• _INSTRUCTIONS TO FOLLOW_:
The material below should be written out in full and exactly; pictures stay out of the copy.

(Data listing)
<<<<

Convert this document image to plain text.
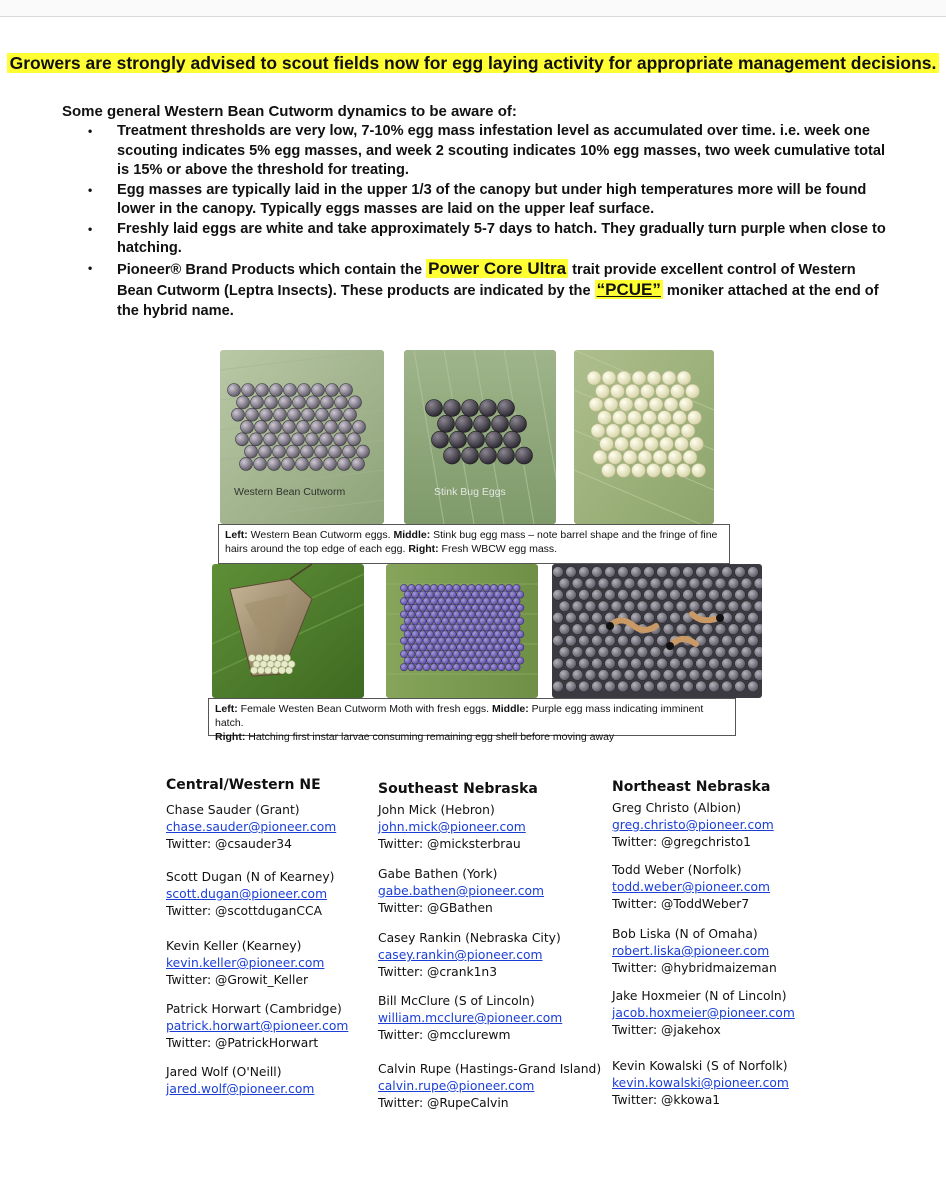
Growers are strongly advised to scout fields now for egg laying activity for appropriate management decisions.
Some general Western Bean Cutworm dynamics to be aware of:
• Treatment thresholds are very low, 7-10% egg mass infestation level as accumulated over time. i.e. week one scouting indicates 5% egg masses, and week 2 scouting indicates 10% egg masses, two week cumulative total is 15% or above the threshold for treating.
• Egg masses are typically laid in the upper 1/3 of the canopy but under high temperatures more will be found lower in the canopy. Typically eggs masses are laid on the upper leaf surface.
• Freshly laid eggs are white and take approximately 5-7 days to hatch. They gradually turn purple when close to hatching.
• Pioneer® Brand Products which contain the Power Core Ultra trait provide excellent control of Western Bean Cutworm (Leptra Insects). These products are indicated by the “PCUE” moniker attached at the end of the hybrid name.
Western Bean Cutworm	Stink Bug Eggs
Left: Western Bean Cutworm eggs. Middle: Stink bug egg mass – note barrel shape and the fringe of fine hairs around the top edge of each egg. Right: Fresh WBCW egg mass.
Left: Female Westen Bean Cutworm Moth with fresh eggs. Middle: Purple egg mass indicating imminent hatch.
Right: Hatching first instar larvae consuming remaining egg shell before moving away
Central/Western NE
Chase Sauder (Grant)
chase.sauder@pioneer.com
Twitter: @csauder34
Scott Dugan (N of Kearney)
scott.dugan@pioneer.com
Twitter: @scottduganCCA
Kevin Keller (Kearney)
kevin.keller@pioneer.com
Twitter: @Growit_Keller
Patrick Horwart (Cambridge)
patrick.horwart@pioneer.com
Twitter: @PatrickHorwart
Jared Wolf (O'Neill)
jared.wolf@pioneer.com
Southeast Nebraska
John Mick (Hebron)
john.mick@pioneer.com
Twitter: @micksterbrau
Gabe Bathen (York)
gabe.bathen@pioneer.com
Twitter: @GBathen
Casey Rankin (Nebraska City)
casey.rankin@pioneer.com
Twitter: @crank1n3
Bill McClure (S of Lincoln)
william.mcclure@pioneer.com
Twitter: @mcclurewm
Calvin Rupe (Hastings-Grand Island)
calvin.rupe@pioneer.com
Twitter: @RupeCalvin
Northeast Nebraska
Greg Christo (Albion)
greg.christo@pioneer.com
Twitter: @gregchristo1
Todd Weber (Norfolk)
todd.weber@pioneer.com
Twitter: @ToddWeber7
Bob Liska (N of Omaha)
robert.liska@pioneer.com
Twitter: @hybridmaizeman
Jake Hoxmeier (N of Lincoln)
jacob.hoxmeier@pioneer.com
Twitter: @jakehox
Kevin Kowalski (S of Norfolk)
kevin.kowalski@pioneer.com
Twitter: @kkowa1
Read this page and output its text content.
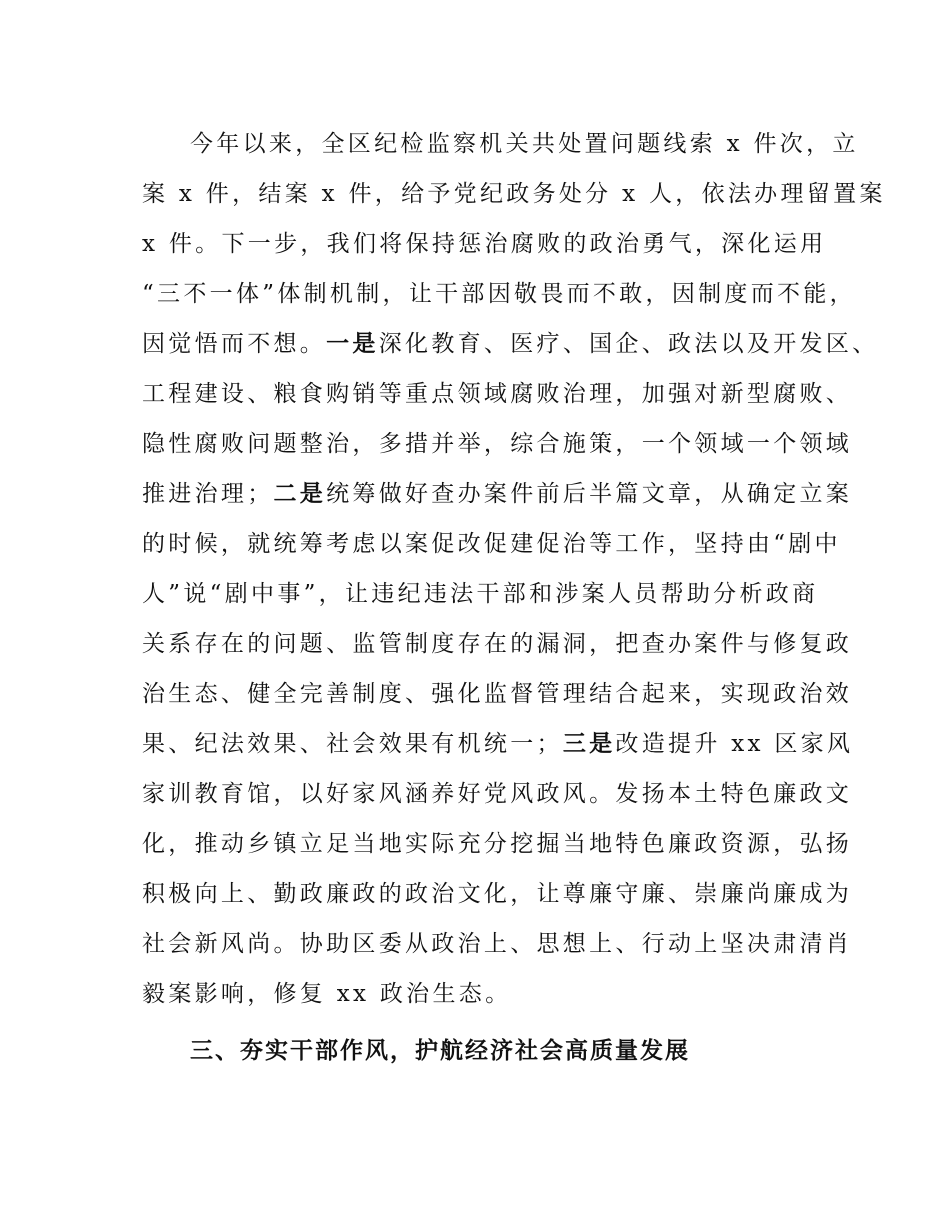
今年以来，全区纪检监察机关共处置问题线索 x 件次，立
案 x 件，结案 x 件，给予党纪政务处分 x 人，依法办理留置案
x 件。下一步，我们将保持惩治腐败的政治勇气，深化运用
“三不一体”体制机制，让干部因敬畏而不敢，因制度而不能，
因觉悟而不想。一是深化教育、医疗、国企、政法以及开发区、
工程建设、粮食购销等重点领域腐败治理，加强对新型腐败、
隐性腐败问题整治，多措并举，综合施策，一个领域一个领域
推进治理；二是统筹做好查办案件前后半篇文章，从确定立案
的时候，就统筹考虑以案促改促建促治等工作，坚持由“剧中
人”说“剧中事”，让违纪违法干部和涉案人员帮助分析政商
关系存在的问题、监管制度存在的漏洞，把查办案件与修复政
治生态、健全完善制度、强化监督管理结合起来，实现政治效
果、纪法效果、社会效果有机统一；三是改造提升 xx 区家风
家训教育馆，以好家风涵养好党风政风。发扬本土特色廉政文
化，推动乡镇立足当地实际充分挖掘当地特色廉政资源，弘扬
积极向上、勤政廉政的政治文化，让尊廉守廉、崇廉尚廉成为
社会新风尚。协助区委从政治上、思想上、行动上坚决肃清肖
毅案影响，修复 xx 政治生态。
三、夯实干部作风，护航经济社会高质量发展
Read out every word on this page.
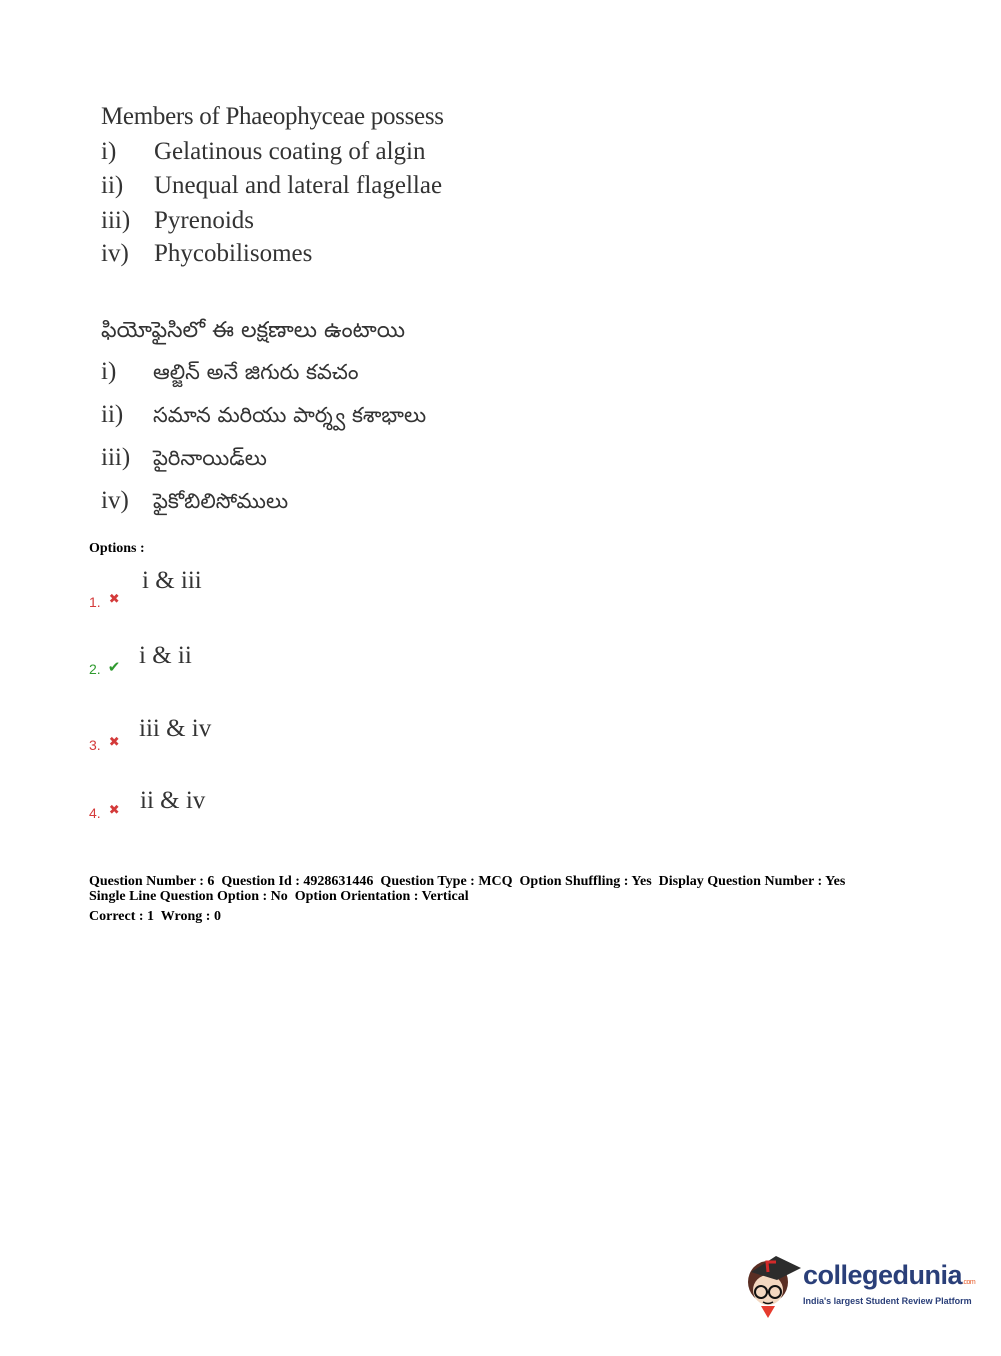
Members of Phaeophyceae possess
i) Gelatinous coating of algin
ii) Unequal and lateral flagellae
iii) Pyrenoids
iv) Phycobilisomes
ఫియోఫైసిలో ఈ లక్షణాలు ఉంటాయి
i) ఆల్జిన్ అనే జిగురు కవచం
ii) సమాన మరియు పార్శ్వ కశాభాలు
iii) పైరినాయిడ్‌లు
iv) ఫైకోబిలిసోములు
Options :
1. ✖
i & iii
2. ✔ i & ii
3. ✖
iii & iv
4. ✖ ii & iv
Question Number : 6  Question Id : 4928631446  Question Type : MCQ  Option Shuffling : Yes  Display Question Number : Yes
Single Line Question Option : No  Option Orientation : Vertical
Correct : 1  Wrong : 0
collegedunia.com
India's largest Student Review Platform
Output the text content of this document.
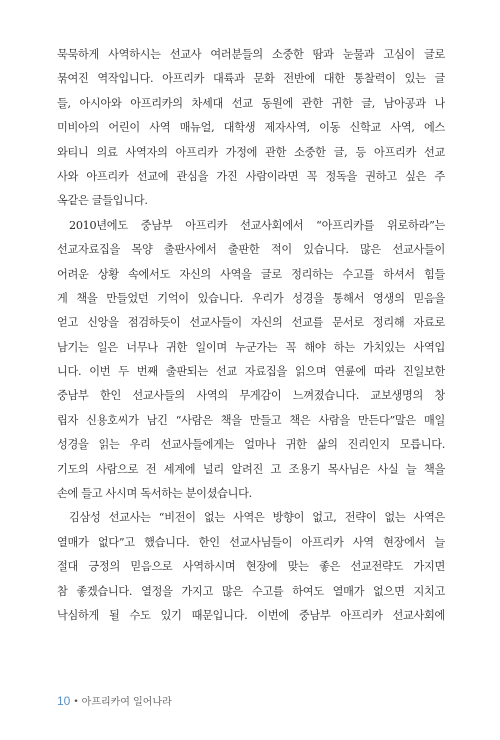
묵묵하게 사역하시는 선교사 여러분들의 소중한 땀과 눈물과 고심이 글로
묶여진 역작입니다. 아프리카 대륙과 문화 전반에 대한 통찰력이 있는 글
들, 아시아와 아프리카의 차세대 선교 동원에 관한 귀한 글, 남아공과 나
미비아의 어린이 사역 매뉴얼, 대학생 제자사역, 이동 신학교 사역, 에스
와티니 의료 사역자의 아프리카 가정에 관한 소중한 글, 등 아프리카 선교
사와 아프리카 선교에 관심을 가진 사람이라면 꼭 정독을 권하고 싶은 주
옥같은 글들입니다.
2010년에도 중남부 아프리카 선교사회에서 “아프리카를 위로하라”는
선교자료집을 목양 출판사에서 출판한 적이 있습니다. 많은 선교사들이
어려운 상황 속에서도 자신의 사역을 글로 정리하는 수고를 하셔서 힘들
게 책을 만들었던 기억이 있습니다. 우리가 성경을 통해서 영생의 믿음을
얻고 신앙을 점검하듯이 선교사들이 자신의 선교를 문서로 정리해 자료로
남기는 일은 너무나 귀한 일이며 누군가는 꼭 해야 하는 가치있는 사역입
니다. 이번 두 번째 출판되는 선교 자료집을 읽으며 연륜에 따라 진일보한
중남부 한인 선교사들의 사역의 무게감이 느껴졌습니다. 교보생명의 창
립자 신용호씨가 남긴 “사람은 책을 만들고 책은 사람을 만든다”말은 매일
성경을 읽는 우리 선교사들에게는 얼마나 귀한 삶의 진리인지 모릅니다.
기도의 사람으로 전 세계에 널리 알려진 고 조용기 목사님은 사실 늘 책을
손에 들고 사시며 독서하는 분이셨습니다.
김삼성 선교사는 “비전이 없는 사역은 방향이 없고, 전략이 없는 사역은
열매가 없다”고 했습니다. 한인 선교사님들이 아프리카 사역 현장에서 늘
절대 긍정의 믿음으로 사역하시며 현장에 맞는 좋은 선교전략도 가지면
참 좋겠습니다. 열정을 가지고 많은 수고를 하여도 열매가 없으면 지치고
낙심하게 될 수도 있기 때문입니다. 이번에 중남부 아프리카 선교사회에
10 • 아프리카여 일어나라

>>>>

• _WRITTEN RESPONSE_:
Convert this document image to plain text.
Growers are strongly advised to scout fields now for egg laying activity for appropriate management decisions.
Some general Western Bean Cutworm dynamics to be aware of:
• Treatment thresholds are very low, 7-10% egg mass infestation level as accumulated over time. i.e. week one scouting indicates 5% egg masses, and week 2 scouting indicates 10% egg masses, two week cumulative total is 15% or above the threshold for treating.
• Egg masses are typically laid in the upper 1/3 of the canopy but under high temperatures more will be found lower in the canopy. Typically eggs masses are laid on the upper leaf surface.
• Freshly laid eggs are white and take approximately 5-7 days to hatch. They gradually turn purple when close to hatching.
• Pioneer® Brand Products which contain the Power Core Ultra trait provide excellent control of Western Bean Cutworm (Leptra Insects). These products are indicated by the “PCUE” moniker attached at the end of the hybrid name.
Western Bean Cutworm	Stink Bug Eggs
Left: Western Bean Cutworm eggs. Middle: Stink bug egg mass – note barrel shape and the fringe of fine hairs around the top edge of each egg. Right: Fresh WBCW egg mass.
Left: Female Westen Bean Cutworm Moth with fresh eggs. Middle: Purple egg mass indicating imminent hatch.
Right: Hatching first instar larvae consuming remaining egg shell before moving away
Central/Western NE
Chase Sauder (Grant)
chase.sauder@pioneer.com
Twitter: @csauder34
Scott Dugan (N of Kearney)
scott.dugan@pioneer.com
Twitter: @scottduganCCA
Kevin Keller (Kearney)
kevin.keller@pioneer.com
Twitter: @Growit_Keller
Patrick Horwart (Cambridge)
patrick.horwart@pioneer.com
Twitter: @PatrickHorwart
Jared Wolf (O'Neill)
jared.wolf@pioneer.com
Southeast Nebraska
John Mick (Hebron)
john.mick@pioneer.com
Twitter: @micksterbrau
Gabe Bathen (York)
gabe.bathen@pioneer.com
Twitter: @GBathen
Casey Rankin (Nebraska City)
casey.rankin@pioneer.com
Twitter: @crank1n3
Bill McClure (S of Lincoln)
william.mcclure@pioneer.com
Twitter: @mcclurewm
Calvin Rupe (Hastings-Grand Island)
calvin.rupe@pioneer.com
Twitter: @RupeCalvin
Northeast Nebraska
Greg Christo (Albion)
greg.christo@pioneer.com
Twitter: @gregchristo1
Todd Weber (Norfolk)
todd.weber@pioneer.com
Twitter: @ToddWeber7
Bob Liska (N of Omaha)
robert.liska@pioneer.com
Twitter: @hybridmaizeman
Jake Hoxmeier (N of Lincoln)
jacob.hoxmeier@pioneer.com
Twitter: @jakehox
Kevin Kowalski (S of Norfolk)
kevin.kowalski@pioneer.com
Twitter: @kkowa1
Read this page and output its text content.
今年以来，全区纪检监察机关共处置问题线索 x 件次，立
案 x 件，结案 x 件，给予党纪政务处分 x 人，依法办理留置案
x 件。下一步，我们将保持惩治腐败的政治勇气，深化运用
“三不一体”体制机制，让干部因敬畏而不敢，因制度而不能，
因觉悟而不想。一是深化教育、医疗、国企、政法以及开发区、
工程建设、粮食购销等重点领域腐败治理，加强对新型腐败、
隐性腐败问题整治，多措并举，综合施策，一个领域一个领域
推进治理；二是统筹做好查办案件前后半篇文章，从确定立案
的时候，就统筹考虑以案促改促建促治等工作，坚持由“剧中
人”说“剧中事”，让违纪违法干部和涉案人员帮助分析政商
关系存在的问题、监管制度存在的漏洞，把查办案件与修复政
治生态、健全完善制度、强化监督管理结合起来，实现政治效
果、纪法效果、社会效果有机统一；三是改造提升 xx 区家风
家训教育馆，以好家风涵养好党风政风。发扬本土特色廉政文
化，推动乡镇立足当地实际充分挖掘当地特色廉政资源，弘扬
积极向上、勤政廉政的政治文化，让尊廉守廉、崇廉尚廉成为
社会新风尚。协助区委从政治上、思想上、行动上坚决肃清肖
毅案影响，修复 xx 政治生态。
三、夯实干部作风，护航经济社会高质量发展
Read out every word on this page.
Members of Phaeophyceae possess
i) Gelatinous coating of algin
ii) Unequal and lateral flagellae
iii) Pyrenoids
iv) Phycobilisomes
ఫియోఫైసిలో ఈ లక్షణాలు ఉంటాయి
i) ఆల్జిన్ అనే జిగురు కవచం
ii) సమాన మరియు పార్శ్వ కశాభాలు
iii) పైరినాయిడ్‌లు
iv) ఫైకోబిలిసోములు
Options :
1. ✖
i & iii
2. ✔ i & ii
3. ✖
iii & iv
4. ✖ ii & iv
Question Number : 6  Question Id : 4928631446  Question Type : MCQ  Option Shuffling : Yes  Display Question Number : Yes
Single Line Question Option : No  Option Orientation : Vertical
Correct : 1  Wrong : 0
collegedunia.com
India's largest Student Review Platform
Output the text content of this document.
묵묵하게 사역하시는 선교사 여러분들의 소중한 땀과 눈물과 고심이 글로
묶여진 역작입니다. 아프리카 대륙과 문화 전반에 대한 통찰력이 있는 글
들, 아시아와 아프리카의 차세대 선교 동원에 관한 귀한 글, 남아공과 나
미비아의 어린이 사역 매뉴얼, 대학생 제자사역, 이동 신학교 사역, 에스
와티니 의료 사역자의 아프리카 가정에 관한 소중한 글, 등 아프리카 선교
사와 아프리카 선교에 관심을 가진 사람이라면 꼭 정독을 권하고 싶은 주
옥같은 글들입니다.
2010년에도 중남부 아프리카 선교사회에서 “아프리카를 위로하라”는
선교자료집을 목양 출판사에서 출판한 적이 있습니다. 많은 선교사들이
어려운 상황 속에서도 자신의 사역을 글로 정리하는 수고를 하셔서 힘들
게 책을 만들었던 기억이 있습니다. 우리가 성경을 통해서 영생의 믿음을
얻고 신앙을 점검하듯이 선교사들이 자신의 선교를 문서로 정리해 자료로
남기는 일은 너무나 귀한 일이며 누군가는 꼭 해야 하는 가치있는 사역입
니다. 이번 두 번째 출판되는 선교 자료집을 읽으며 연륜에 따라 진일보한
중남부 한인 선교사들의 사역의 무게감이 느껴졌습니다. 교보생명의 창
립자 신용호씨가 남긴 “사람은 책을 만들고 책은 사람을 만든다”말은 매일
성경을 읽는 우리 선교사들에게는 얼마나 귀한 삶의 진리인지 모릅니다.
기도의 사람으로 전 세계에 널리 알려진 고 조용기 목사님은 사실 늘 책을
손에 들고 사시며 독서하는 분이셨습니다.
김삼성 선교사는 “비전이 없는 사역은 방향이 없고, 전략이 없는 사역은
열매가 없다”고 했습니다. 한인 선교사님들이 아프리카 사역 현장에서 늘
절대 긍정의 믿음으로 사역하시며 현장에 맞는 좋은 선교전략도 가지면
참 좋겠습니다. 열정을 가지고 많은 수고를 하여도 열매가 없으면 지치고
낙심하게 될 수도 있기 때문입니다. 이번에 중남부 아프리카 선교사회에
10 • 아프리카여 일어나라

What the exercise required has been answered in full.